Aşağıdaki mü’minin vasıflarını anlatan metin parçasından "Yüce Rabbimiz, Kur’ân-ı" sözleriyle başlayan ve "esaslarından ayırmayan firâsetli insandır." sözleri de dâhil olmak üzere bunlarla biten kısmı hiç değiştirmeden yazın.

──────── Metin Parçası ────────

VASIFLI MÜSLÜMAN

Sami GÖKSÜN

 

Dînimiz İslâm, insanlığın en büyük ve tek kurtarıcı nizâmıdır. İnsan ise; îmân ettiği, İslâm’a girdiği, Kur’ân’a inandığı, Allah ve Rasûlü’nün emir ve yasaklarına teslim olduğu zaman insandır. Bu insanın adı da mü’mindir, müslümandır.

 

Yüce Rabbimiz, Kur’ân-ı Kerîm’in birçok âyetlerinde mü’minlerin vasıflarını açıkça bildirmiştir. Allah Rasûlü de hadîs-i şeriflerinde mü’minleri bütün yönleriyle tanıtmıştır. Bu sebeple her mü’min; hakikî mânâda bir mü’min olabilmek için, Allah ve Rasûlü’nün bildirdiği özellikleri kendinde taşımaya çalışmalıdır.

 

Öyleyse mü’minlerin taşıması gereken özellikler nelerdir? Şimdi bunları kısaca bildirmeye çalışalım:

 

Hakikî ve olgun mü’min; îmanda, amelde, düşüncede, fikirde, sanatta, edebiyatta, ruhta, ticârî ve ekonomik sahada, yaşayışında, konuşmasında ve hareketlerinde kendisini dînimiz İslâm’ın rahmet ve şifâ unsuru olan esaslarından ayırmayan firâsetli insandır.

──────── Verilen Bilgiler ────────

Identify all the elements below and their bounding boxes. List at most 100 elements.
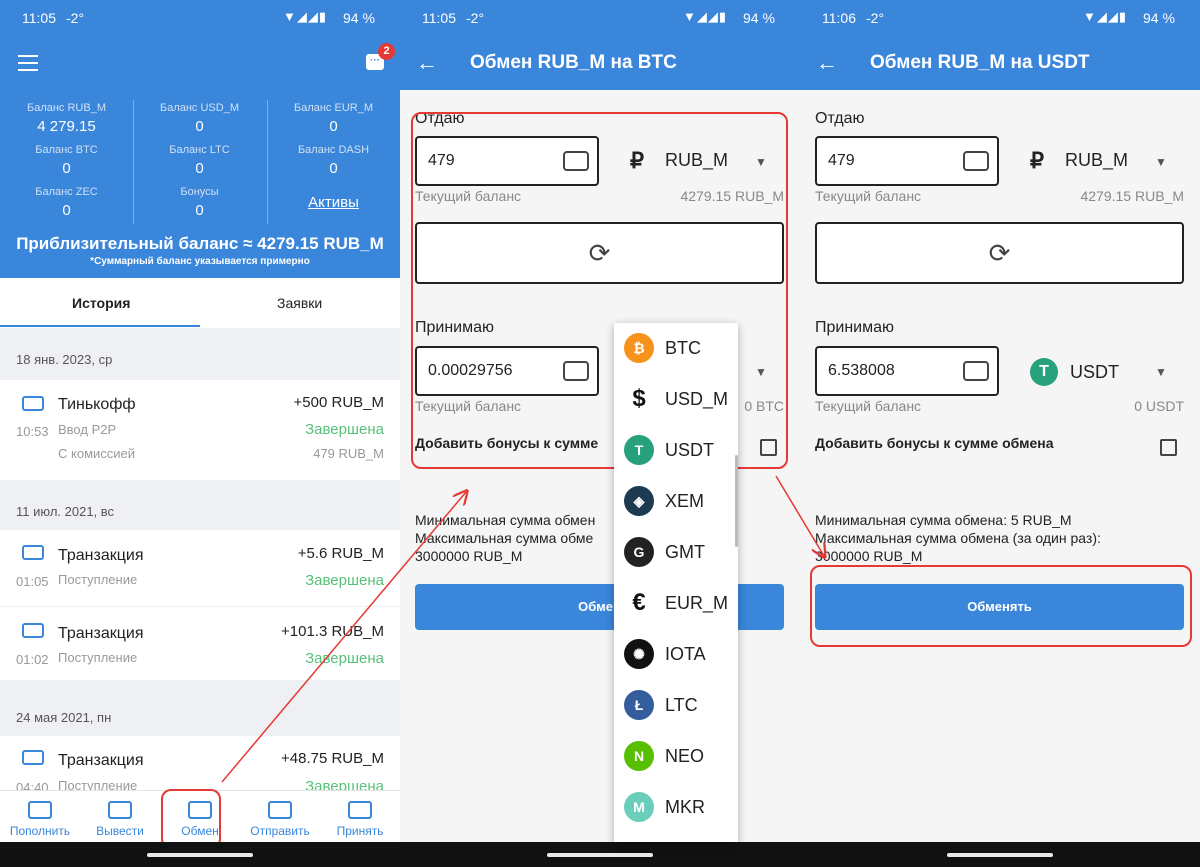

────────

__Alıştırmanın Cevabı__
Yüce Rabbimiz, Kur’ân-ı Kerîm’in birçok âyetlerinde mü’minlerin vasıflarını açıkça bildirmiştir. Allah Rasûlü de hadîs-i şeriflerinde mü’minleri bütün yönleriyle tanıtmıştır. Bu sebeple her mü’min; hakikî mânâda bir mü’min olabilmek için, Allah ve Rasûlü’nün bildirdiği özellikleri kendinde taşımaya çalışmalıdır.

 

Öyleyse mü’minlerin taşıması gereken özellikler nelerdir? Şimdi bunları kısaca bildirmeye çalışalım:

 

Hakikî ve olgun mü’min; îmanda, amelde, düşüncede, fikirde, sanatta, edebiyatta, ruhta, ticârî ve ekonomik sahada, yaşayışında, konuşmasında ve hareketlerinde kendisini dînimiz İslâm’ın rahmet ve şifâ unsuru olan esaslarından ayırmayan firâsetli insandır.